What you are asked to do - All of the material below is to be restated word for word, apart from the pictures.
------------------------------------------------------------------------
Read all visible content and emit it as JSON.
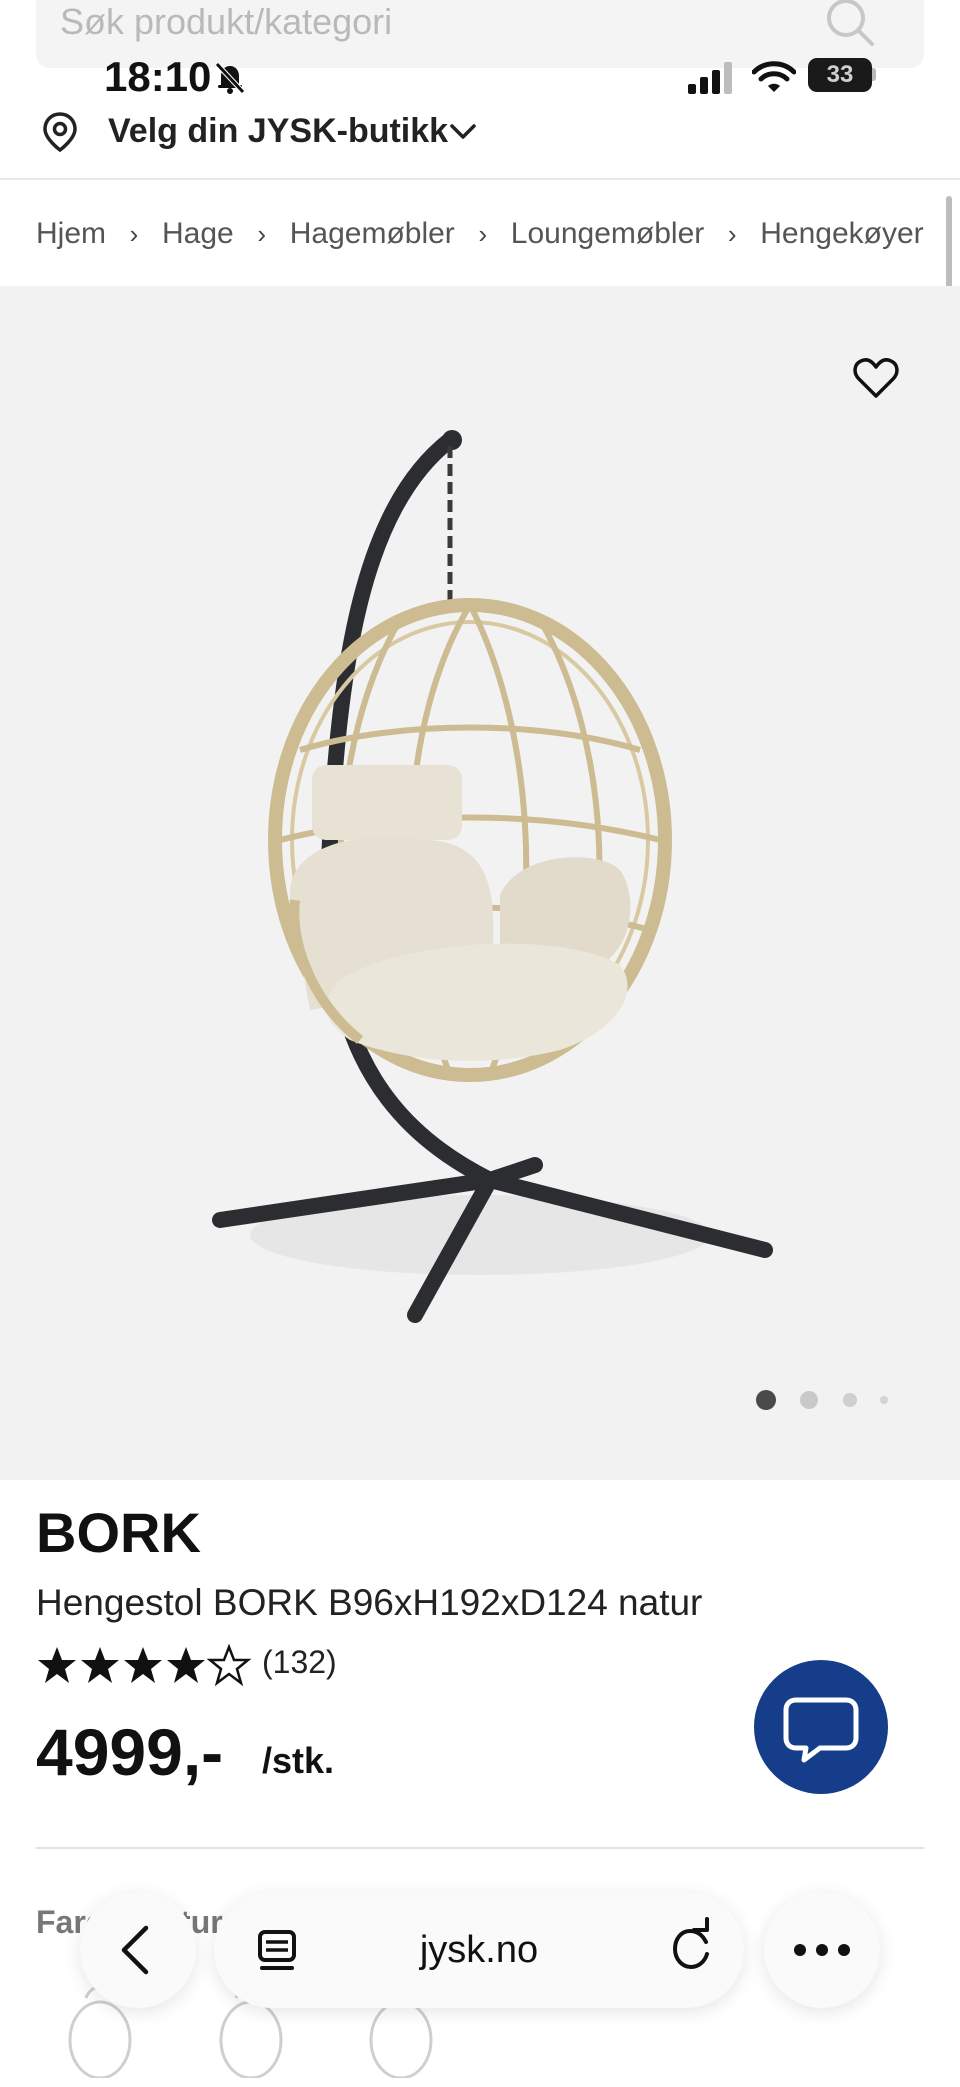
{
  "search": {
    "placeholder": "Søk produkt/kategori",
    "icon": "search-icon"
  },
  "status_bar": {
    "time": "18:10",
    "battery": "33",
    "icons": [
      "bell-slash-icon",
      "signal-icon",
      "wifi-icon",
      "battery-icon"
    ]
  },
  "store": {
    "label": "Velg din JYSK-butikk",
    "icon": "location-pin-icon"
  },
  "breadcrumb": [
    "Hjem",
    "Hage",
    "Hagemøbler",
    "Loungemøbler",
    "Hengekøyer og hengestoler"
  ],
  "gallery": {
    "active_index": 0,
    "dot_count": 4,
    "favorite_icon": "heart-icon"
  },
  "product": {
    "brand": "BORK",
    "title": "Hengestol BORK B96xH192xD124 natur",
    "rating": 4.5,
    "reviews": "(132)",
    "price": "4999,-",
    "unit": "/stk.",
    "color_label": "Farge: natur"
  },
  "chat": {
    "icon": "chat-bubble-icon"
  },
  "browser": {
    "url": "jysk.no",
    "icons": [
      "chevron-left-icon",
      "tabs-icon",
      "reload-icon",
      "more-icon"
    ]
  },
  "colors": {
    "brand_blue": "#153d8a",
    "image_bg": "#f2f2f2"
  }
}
------------------------------------------------------------------------
Correct answer -
Read all visible content and emit it as JSON.
{
  "search": {
    "placeholder": "Søk produkt/kategori",
    "icon": "search-icon"
  },
  "status_bar": {
    "time": "18:10",
    "battery": "33",
    "icons": [
      "bell-slash-icon",
      "signal-icon",
      "wifi-icon",
      "battery-icon"
    ]
  },
  "store": {
    "label": "Velg din JYSK-butikk",
    "icon": "location-pin-icon"
  },
  "breadcrumb": [
    "Hjem",
    "Hage",
    "Hagemøbler",
    "Loungemøbler",
    "Hengekøyer og hengestoler"
  ],
  "gallery": {
    "active_index": 0,
    "dot_count": 4,
    "favorite_icon": "heart-icon"
  },
  "product": {
    "brand": "BORK",
    "title": "Hengestol BORK B96xH192xD124 natur",
    "rating": 4.5,
    "reviews": "(132)",
    "price": "4999,-",
    "unit": "/stk.",
    "color_label": "Farge: natur"
  },
  "chat": {
    "icon": "chat-bubble-icon"
  },
  "browser": {
    "url": "jysk.no",
    "icons": [
      "chevron-left-icon",
      "tabs-icon",
      "reload-icon",
      "more-icon"
    ]
  },
  "colors": {
    "brand_blue": "#153d8a",
    "image_bg": "#f2f2f2"
  }
}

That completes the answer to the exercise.